### EXERCISE TASK
Reproduce the data from its first line through the line with "candle-body bbox=[1780, 136, 1792, 159]", swapping "enumerate" for "list" and keeping every other character as it is.

### RECORDS FOR PROCESSING

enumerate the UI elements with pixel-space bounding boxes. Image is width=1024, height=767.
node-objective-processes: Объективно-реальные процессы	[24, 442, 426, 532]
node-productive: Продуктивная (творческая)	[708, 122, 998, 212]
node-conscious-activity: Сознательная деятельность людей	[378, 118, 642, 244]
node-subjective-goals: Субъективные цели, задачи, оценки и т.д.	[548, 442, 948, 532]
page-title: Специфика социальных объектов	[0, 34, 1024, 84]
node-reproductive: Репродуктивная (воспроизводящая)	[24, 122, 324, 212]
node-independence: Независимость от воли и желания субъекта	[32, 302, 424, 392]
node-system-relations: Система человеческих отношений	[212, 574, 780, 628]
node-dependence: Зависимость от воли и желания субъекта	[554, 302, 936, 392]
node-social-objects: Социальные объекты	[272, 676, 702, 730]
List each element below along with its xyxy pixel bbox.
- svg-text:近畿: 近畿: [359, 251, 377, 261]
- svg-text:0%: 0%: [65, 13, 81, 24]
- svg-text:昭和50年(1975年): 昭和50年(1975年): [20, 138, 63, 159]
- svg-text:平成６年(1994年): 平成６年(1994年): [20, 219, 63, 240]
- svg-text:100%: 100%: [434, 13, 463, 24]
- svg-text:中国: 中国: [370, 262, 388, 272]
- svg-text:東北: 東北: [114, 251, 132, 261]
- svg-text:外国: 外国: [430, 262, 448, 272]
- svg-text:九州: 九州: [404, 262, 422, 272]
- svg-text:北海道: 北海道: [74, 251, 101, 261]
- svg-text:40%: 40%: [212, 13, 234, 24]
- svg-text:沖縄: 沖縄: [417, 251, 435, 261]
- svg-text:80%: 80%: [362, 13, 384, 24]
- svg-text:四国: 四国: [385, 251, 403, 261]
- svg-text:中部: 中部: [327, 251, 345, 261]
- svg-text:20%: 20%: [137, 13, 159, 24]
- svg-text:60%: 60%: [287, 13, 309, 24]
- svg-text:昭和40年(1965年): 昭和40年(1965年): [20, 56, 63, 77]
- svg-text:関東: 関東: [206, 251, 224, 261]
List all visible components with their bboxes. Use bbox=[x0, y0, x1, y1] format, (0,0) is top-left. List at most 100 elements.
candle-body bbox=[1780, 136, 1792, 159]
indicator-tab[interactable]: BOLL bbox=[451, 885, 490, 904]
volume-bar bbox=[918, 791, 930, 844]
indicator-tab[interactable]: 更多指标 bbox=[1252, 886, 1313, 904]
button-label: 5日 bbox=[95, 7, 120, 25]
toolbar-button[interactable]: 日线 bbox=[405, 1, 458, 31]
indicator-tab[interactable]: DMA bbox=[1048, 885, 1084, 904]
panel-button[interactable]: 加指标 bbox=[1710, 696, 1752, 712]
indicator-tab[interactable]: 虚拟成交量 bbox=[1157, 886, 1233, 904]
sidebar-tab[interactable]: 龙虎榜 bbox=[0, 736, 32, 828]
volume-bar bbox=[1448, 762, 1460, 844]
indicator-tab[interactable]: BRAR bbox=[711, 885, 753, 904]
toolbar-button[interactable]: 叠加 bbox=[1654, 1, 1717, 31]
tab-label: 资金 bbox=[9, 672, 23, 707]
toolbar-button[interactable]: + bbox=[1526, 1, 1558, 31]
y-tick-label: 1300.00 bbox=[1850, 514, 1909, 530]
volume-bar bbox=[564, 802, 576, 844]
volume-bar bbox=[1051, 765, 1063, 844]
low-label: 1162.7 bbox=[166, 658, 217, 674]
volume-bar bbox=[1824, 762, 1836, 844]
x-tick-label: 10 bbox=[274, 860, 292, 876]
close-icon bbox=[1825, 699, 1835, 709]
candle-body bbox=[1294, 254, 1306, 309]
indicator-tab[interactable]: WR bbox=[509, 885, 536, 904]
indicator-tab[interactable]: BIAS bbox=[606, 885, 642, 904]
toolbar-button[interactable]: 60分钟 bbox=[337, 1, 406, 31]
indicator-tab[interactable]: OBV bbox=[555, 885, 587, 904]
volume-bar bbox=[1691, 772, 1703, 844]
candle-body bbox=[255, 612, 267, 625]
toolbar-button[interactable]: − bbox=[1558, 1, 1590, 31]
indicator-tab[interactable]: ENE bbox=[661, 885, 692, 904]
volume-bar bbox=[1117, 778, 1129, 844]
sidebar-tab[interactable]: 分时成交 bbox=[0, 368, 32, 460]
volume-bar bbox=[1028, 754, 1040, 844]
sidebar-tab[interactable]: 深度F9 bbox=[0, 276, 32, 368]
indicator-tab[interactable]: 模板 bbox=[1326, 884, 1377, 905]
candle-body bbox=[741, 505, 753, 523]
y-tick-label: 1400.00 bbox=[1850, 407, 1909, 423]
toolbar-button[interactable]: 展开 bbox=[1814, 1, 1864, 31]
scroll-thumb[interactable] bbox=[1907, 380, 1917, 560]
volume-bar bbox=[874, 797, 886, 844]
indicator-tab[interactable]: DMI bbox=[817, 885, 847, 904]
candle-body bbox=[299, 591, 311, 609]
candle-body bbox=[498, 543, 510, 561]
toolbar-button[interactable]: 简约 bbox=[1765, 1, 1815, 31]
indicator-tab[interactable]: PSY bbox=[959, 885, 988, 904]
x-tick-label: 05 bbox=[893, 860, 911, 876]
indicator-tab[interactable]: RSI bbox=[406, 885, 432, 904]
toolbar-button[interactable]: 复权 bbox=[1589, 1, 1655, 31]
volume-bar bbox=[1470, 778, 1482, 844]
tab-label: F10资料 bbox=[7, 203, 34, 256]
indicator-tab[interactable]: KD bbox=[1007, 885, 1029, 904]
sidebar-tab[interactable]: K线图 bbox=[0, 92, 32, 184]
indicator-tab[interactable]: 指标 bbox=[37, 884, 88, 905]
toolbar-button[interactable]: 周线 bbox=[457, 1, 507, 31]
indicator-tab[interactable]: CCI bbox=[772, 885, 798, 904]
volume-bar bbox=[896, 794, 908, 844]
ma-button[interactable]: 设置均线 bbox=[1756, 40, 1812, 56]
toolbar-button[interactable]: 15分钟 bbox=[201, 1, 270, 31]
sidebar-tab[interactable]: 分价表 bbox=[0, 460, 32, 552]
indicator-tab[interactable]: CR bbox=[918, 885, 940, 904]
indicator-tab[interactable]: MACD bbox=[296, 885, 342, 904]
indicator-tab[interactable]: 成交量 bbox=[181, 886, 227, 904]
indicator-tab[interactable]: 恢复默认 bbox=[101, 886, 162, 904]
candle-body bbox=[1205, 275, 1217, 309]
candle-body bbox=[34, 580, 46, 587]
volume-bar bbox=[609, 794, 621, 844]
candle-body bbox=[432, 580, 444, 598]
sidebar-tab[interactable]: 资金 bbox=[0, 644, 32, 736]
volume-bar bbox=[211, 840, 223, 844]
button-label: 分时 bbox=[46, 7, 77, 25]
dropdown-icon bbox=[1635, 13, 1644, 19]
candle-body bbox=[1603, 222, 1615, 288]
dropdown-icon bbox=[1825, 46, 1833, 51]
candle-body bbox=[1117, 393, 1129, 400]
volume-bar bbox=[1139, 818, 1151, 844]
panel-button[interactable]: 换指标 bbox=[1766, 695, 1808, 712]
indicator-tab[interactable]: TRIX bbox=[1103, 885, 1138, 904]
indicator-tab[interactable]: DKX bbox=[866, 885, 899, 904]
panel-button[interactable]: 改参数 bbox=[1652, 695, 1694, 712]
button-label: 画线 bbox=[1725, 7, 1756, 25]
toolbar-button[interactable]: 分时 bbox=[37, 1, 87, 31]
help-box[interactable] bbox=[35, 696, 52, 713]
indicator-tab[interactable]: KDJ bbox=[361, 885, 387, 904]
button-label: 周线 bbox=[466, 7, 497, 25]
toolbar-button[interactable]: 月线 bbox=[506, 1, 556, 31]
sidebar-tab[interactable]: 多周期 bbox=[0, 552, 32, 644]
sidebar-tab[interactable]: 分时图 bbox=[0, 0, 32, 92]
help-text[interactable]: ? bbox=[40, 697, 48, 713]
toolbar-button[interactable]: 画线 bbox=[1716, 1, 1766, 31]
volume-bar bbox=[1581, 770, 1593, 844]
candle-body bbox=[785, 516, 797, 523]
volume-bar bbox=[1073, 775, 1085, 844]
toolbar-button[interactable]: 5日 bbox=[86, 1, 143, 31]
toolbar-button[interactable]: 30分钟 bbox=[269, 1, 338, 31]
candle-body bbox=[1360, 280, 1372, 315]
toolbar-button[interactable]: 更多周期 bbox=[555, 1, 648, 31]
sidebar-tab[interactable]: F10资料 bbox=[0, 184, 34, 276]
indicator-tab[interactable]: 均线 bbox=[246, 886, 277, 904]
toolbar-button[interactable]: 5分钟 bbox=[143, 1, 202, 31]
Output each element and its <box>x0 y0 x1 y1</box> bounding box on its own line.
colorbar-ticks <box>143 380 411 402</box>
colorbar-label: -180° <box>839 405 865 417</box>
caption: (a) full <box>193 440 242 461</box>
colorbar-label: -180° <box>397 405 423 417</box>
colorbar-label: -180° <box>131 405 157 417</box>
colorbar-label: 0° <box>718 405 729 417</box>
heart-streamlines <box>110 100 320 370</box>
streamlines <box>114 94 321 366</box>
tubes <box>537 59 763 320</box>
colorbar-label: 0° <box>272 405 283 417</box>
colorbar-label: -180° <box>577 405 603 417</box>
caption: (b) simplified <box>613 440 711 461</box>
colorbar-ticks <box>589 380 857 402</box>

### WRITTEN SOLUTION
list the UI elements with pixel-space bounding boxes. Image is width=1024, height=767.
node-objective-processes: Объективно-реальные процессы	[24, 442, 426, 532]
node-productive: Продуктивная (творческая)	[708, 122, 998, 212]
node-conscious-activity: Сознательная деятельность людей	[378, 118, 642, 244]
node-subjective-goals: Субъективные цели, задачи, оценки и т.д.	[548, 442, 948, 532]
page-title: Специфика социальных объектов	[0, 34, 1024, 84]
node-reproductive: Репродуктивная (воспроизводящая)	[24, 122, 324, 212]
node-independence: Независимость от воли и желания субъекта	[32, 302, 424, 392]
node-system-relations: Система человеческих отношений	[212, 574, 780, 628]
node-dependence: Зависимость от воли и желания субъекта	[554, 302, 936, 392]
node-social-objects: Социальные объекты	[272, 676, 702, 730]
List each element below along with its xyxy pixel bbox.
- svg-text:近畿: 近畿: [359, 251, 377, 261]
- svg-text:0%: 0%: [65, 13, 81, 24]
- svg-text:昭和50年(1975年): 昭和50年(1975年): [20, 138, 63, 159]
- svg-text:平成６年(1994年): 平成６年(1994年): [20, 219, 63, 240]
- svg-text:100%: 100%: [434, 13, 463, 24]
- svg-text:中国: 中国: [370, 262, 388, 272]
- svg-text:東北: 東北: [114, 251, 132, 261]
- svg-text:外国: 外国: [430, 262, 448, 272]
- svg-text:九州: 九州: [404, 262, 422, 272]
- svg-text:北海道: 北海道: [74, 251, 101, 261]
- svg-text:40%: 40%: [212, 13, 234, 24]
- svg-text:沖縄: 沖縄: [417, 251, 435, 261]
- svg-text:80%: 80%: [362, 13, 384, 24]
- svg-text:四国: 四国: [385, 251, 403, 261]
- svg-text:中部: 中部: [327, 251, 345, 261]
- svg-text:20%: 20%: [137, 13, 159, 24]
- svg-text:60%: 60%: [287, 13, 309, 24]
- svg-text:昭和40年(1965年): 昭和40年(1965年): [20, 56, 63, 77]
- svg-text:関東: 関東: [206, 251, 224, 261]
List all visible components with their bboxes. Use bbox=[x0, y0, x1, y1] format, (0,0) is top-left. List at most 100 elements.
candle-body bbox=[1780, 136, 1792, 159]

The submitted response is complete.